- _EXERCISE PROMPT_: Seek out every line containing the word "image", and copy each.
# Start of EXTRACTED DATA
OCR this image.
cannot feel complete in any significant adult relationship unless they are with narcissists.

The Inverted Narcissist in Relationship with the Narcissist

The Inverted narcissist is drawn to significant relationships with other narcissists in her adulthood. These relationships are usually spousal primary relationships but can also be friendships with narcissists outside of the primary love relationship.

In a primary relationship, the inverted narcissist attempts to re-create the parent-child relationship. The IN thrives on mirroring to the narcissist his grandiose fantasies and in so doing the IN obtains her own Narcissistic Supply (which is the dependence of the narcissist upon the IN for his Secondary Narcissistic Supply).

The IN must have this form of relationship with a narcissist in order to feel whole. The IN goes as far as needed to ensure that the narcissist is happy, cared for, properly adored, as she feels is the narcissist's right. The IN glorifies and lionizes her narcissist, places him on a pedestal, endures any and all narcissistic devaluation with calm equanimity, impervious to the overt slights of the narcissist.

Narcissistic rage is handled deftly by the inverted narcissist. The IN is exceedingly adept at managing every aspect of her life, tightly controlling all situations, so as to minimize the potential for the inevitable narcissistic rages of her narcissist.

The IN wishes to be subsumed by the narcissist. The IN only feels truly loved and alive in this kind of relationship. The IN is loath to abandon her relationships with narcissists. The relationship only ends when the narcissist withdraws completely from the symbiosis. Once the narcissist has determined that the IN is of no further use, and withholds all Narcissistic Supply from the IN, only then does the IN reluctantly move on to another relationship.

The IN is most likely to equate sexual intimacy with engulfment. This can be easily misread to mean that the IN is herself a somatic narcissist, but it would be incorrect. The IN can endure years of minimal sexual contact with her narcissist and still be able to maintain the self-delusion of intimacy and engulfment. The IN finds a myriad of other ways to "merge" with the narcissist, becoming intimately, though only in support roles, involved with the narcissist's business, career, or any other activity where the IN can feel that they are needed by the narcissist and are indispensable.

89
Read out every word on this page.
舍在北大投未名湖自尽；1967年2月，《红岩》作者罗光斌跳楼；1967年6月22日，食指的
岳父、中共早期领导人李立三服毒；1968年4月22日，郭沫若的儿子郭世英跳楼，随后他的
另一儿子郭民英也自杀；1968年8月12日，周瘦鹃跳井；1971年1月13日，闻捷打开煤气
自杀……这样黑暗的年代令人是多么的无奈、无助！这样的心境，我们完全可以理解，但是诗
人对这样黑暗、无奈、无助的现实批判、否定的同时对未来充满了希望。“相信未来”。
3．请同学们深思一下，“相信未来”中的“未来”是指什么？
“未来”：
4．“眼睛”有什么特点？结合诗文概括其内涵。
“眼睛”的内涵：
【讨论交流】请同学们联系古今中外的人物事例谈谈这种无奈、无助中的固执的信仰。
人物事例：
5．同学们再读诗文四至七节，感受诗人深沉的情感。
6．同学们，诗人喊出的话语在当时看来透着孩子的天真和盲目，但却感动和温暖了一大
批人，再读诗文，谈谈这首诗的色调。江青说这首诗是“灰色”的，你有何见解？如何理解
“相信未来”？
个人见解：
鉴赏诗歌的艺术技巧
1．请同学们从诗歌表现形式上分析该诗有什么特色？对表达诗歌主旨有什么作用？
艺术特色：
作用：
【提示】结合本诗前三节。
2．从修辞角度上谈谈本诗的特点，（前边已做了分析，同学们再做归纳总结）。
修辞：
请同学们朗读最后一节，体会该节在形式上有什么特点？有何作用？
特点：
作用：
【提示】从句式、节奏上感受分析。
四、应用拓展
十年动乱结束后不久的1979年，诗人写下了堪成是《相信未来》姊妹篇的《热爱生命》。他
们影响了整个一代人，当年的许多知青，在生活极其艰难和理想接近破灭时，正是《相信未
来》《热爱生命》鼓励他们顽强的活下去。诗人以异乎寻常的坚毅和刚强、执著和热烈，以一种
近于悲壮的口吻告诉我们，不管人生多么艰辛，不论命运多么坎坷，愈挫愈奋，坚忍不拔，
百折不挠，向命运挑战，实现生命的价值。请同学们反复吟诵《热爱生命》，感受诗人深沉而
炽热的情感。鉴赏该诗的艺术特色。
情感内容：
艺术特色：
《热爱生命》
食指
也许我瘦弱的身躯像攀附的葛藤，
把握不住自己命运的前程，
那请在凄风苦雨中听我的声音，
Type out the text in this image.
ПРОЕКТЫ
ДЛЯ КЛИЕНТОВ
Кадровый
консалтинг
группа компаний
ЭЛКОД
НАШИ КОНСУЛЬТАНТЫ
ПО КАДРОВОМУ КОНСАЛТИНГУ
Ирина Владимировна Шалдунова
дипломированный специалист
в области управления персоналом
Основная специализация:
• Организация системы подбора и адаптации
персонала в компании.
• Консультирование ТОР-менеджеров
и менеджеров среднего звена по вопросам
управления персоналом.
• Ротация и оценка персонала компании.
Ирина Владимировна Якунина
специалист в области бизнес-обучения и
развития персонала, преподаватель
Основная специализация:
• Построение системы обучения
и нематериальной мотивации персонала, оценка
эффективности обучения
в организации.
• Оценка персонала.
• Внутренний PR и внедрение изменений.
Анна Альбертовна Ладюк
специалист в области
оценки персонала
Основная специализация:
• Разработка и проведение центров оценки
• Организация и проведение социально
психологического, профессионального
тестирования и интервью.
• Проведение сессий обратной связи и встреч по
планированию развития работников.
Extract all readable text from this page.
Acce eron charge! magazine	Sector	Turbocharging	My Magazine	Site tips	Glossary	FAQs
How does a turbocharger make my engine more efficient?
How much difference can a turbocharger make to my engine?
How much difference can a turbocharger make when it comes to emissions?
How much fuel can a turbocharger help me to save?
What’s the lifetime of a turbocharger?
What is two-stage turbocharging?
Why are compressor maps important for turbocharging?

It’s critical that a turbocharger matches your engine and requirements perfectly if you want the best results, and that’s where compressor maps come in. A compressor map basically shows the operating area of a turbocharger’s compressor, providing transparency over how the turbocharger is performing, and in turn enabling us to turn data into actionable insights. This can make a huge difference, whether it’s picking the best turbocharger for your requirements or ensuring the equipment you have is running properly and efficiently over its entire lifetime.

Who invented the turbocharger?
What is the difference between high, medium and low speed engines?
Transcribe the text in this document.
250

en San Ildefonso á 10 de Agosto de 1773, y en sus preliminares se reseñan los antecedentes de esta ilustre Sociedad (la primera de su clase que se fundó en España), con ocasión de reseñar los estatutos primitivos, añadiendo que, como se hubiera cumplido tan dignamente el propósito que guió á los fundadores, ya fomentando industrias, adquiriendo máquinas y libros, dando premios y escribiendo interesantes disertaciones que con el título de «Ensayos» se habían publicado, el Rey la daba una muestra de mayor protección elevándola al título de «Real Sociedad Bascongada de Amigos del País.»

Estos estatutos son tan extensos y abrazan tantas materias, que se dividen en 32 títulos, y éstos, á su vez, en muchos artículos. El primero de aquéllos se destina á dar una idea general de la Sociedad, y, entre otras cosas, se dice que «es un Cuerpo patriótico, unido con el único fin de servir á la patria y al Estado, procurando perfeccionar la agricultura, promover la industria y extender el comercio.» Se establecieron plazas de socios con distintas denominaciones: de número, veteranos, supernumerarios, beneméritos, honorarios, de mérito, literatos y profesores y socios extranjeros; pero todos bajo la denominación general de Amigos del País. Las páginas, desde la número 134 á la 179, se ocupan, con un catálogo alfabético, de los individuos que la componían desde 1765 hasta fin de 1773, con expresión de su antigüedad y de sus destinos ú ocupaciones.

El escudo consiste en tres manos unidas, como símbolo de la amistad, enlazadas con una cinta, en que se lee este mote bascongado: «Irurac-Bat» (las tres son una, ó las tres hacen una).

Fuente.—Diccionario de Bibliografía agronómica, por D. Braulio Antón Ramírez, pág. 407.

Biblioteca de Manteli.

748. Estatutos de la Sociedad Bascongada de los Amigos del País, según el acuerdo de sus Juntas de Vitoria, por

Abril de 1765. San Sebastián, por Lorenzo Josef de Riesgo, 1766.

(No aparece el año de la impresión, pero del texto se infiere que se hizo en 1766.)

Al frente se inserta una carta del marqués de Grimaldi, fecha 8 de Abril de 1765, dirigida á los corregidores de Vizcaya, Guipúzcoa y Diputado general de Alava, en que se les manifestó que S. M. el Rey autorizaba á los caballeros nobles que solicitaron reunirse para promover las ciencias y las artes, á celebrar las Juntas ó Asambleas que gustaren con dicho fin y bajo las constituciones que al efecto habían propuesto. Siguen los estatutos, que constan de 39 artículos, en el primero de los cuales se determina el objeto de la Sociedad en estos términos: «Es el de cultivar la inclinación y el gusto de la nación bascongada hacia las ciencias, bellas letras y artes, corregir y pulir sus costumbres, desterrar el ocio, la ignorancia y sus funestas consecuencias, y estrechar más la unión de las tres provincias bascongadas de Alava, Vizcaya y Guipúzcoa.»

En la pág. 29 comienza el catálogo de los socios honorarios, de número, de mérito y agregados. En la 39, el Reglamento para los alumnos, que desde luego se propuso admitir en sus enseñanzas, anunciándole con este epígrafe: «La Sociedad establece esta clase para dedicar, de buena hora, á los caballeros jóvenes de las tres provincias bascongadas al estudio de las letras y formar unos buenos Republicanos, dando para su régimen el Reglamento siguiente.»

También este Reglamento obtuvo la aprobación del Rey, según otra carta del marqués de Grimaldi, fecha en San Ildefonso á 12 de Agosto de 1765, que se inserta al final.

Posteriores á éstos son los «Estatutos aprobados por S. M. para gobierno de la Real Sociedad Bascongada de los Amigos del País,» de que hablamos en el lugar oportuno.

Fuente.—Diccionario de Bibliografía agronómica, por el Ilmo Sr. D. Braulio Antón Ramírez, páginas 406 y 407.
# End of EXTRACTED DATA
- _RESULT_:
OCR this image.
Type out the text in this image.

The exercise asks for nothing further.